To be done:
Retype the records below exactly as they appear, but leave out any pictures.

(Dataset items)
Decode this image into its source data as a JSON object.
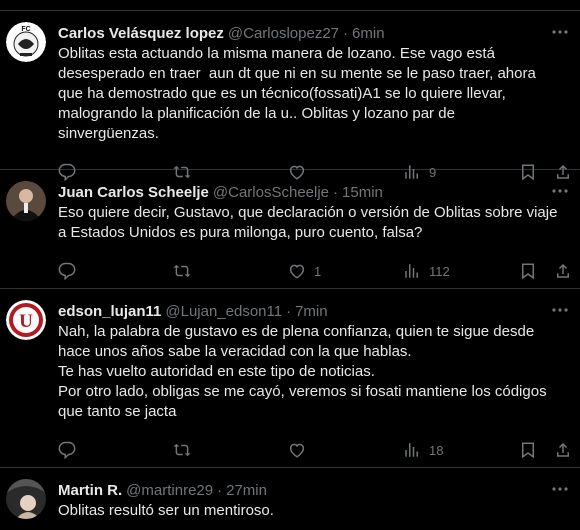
{
  "tweets": [
    {
      "display_name": "Carlos Velásquez lopez",
      "handle": "@Carloslopez27",
      "separator": "·",
      "time": "6min",
      "text": "Oblitas esta actuando la misma manera de lozano. Ese vago está desesperado en traer  aun dt que ni en su mente se le paso traer, ahora que ha demostrado que es un técnico(fossati)A1 se lo quiere llevar, malogrando la planificación de la u.. Oblitas y lozano par de sinvergüenzas.",
      "replies": "",
      "retweets": "",
      "likes": "",
      "views": "9",
      "avatar_label": "FC"
    },
    {
      "display_name": "Juan Carlos Scheelje",
      "handle": "@CarlosScheelje",
      "separator": "·",
      "time": "15min",
      "text": "Eso quiere decir, Gustavo, que declaración o versión de Oblitas sobre viaje a Estados Unidos es pura milonga, puro cuento, falsa?",
      "replies": "",
      "retweets": "",
      "likes": "1",
      "views": "112",
      "avatar_label": ""
    },
    {
      "display_name": "edson_lujan11",
      "handle": "@Lujan_edson11",
      "separator": "·",
      "time": "7min",
      "text": "Nah, la palabra de gustavo es de plena confianza, quien te sigue desde hace unos años sabe la veracidad con la que hablas.\nTe has vuelto autoridad en este tipo de noticias.\nPor otro lado, obligas se me cayó, veremos si fosati mantiene los códigos que tanto se jacta",
      "replies": "",
      "retweets": "",
      "likes": "",
      "views": "18",
      "avatar_label": "U"
    },
    {
      "display_name": "Martin R.",
      "handle": "@martinre29",
      "separator": "·",
      "time": "27min",
      "text": "Oblitas resultó ser un mentiroso.",
      "replies": "",
      "retweets": "",
      "likes": "",
      "views": "",
      "avatar_label": ""
    }
  ],
  "colors": {
    "background": "#000000",
    "text_primary": "#e7e9ea",
    "text_secondary": "#71767b",
    "divider": "#2f3336",
    "universitario_red": "#b11b22"
  },
  "icons": [
    "more-icon",
    "reply-icon",
    "retweet-icon",
    "like-icon",
    "views-icon",
    "bookmark-icon",
    "share-icon"
  ]
}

Complete output:
Decode this image into its source data as a JSON object.
{
  "tweets": [
    {
      "display_name": "Carlos Velásquez lopez",
      "handle": "@Carloslopez27",
      "separator": "·",
      "time": "6min",
      "text": "Oblitas esta actuando la misma manera de lozano. Ese vago está desesperado en traer  aun dt que ni en su mente se le paso traer, ahora que ha demostrado que es un técnico(fossati)A1 se lo quiere llevar, malogrando la planificación de la u.. Oblitas y lozano par de sinvergüenzas.",
      "replies": "",
      "retweets": "",
      "likes": "",
      "views": "9",
      "avatar_label": "FC"
    },
    {
      "display_name": "Juan Carlos Scheelje",
      "handle": "@CarlosScheelje",
      "separator": "·",
      "time": "15min",
      "text": "Eso quiere decir, Gustavo, que declaración o versión de Oblitas sobre viaje a Estados Unidos es pura milonga, puro cuento, falsa?",
      "replies": "",
      "retweets": "",
      "likes": "1",
      "views": "112",
      "avatar_label": ""
    },
    {
      "display_name": "edson_lujan11",
      "handle": "@Lujan_edson11",
      "separator": "·",
      "time": "7min",
      "text": "Nah, la palabra de gustavo es de plena confianza, quien te sigue desde hace unos años sabe la veracidad con la que hablas.\nTe has vuelto autoridad en este tipo de noticias.\nPor otro lado, obligas se me cayó, veremos si fosati mantiene los códigos que tanto se jacta",
      "replies": "",
      "retweets": "",
      "likes": "",
      "views": "18",
      "avatar_label": "U"
    },
    {
      "display_name": "Martin R.",
      "handle": "@martinre29",
      "separator": "·",
      "time": "27min",
      "text": "Oblitas resultó ser un mentiroso.",
      "replies": "",
      "retweets": "",
      "likes": "",
      "views": "",
      "avatar_label": ""
    }
  ],
  "colors": {
    "background": "#000000",
    "text_primary": "#e7e9ea",
    "text_secondary": "#71767b",
    "divider": "#2f3336",
    "universitario_red": "#b11b22"
  },
  "icons": [
    "more-icon",
    "reply-icon",
    "retweet-icon",
    "like-icon",
    "views-icon",
    "bookmark-icon",
    "share-icon"
  ]
}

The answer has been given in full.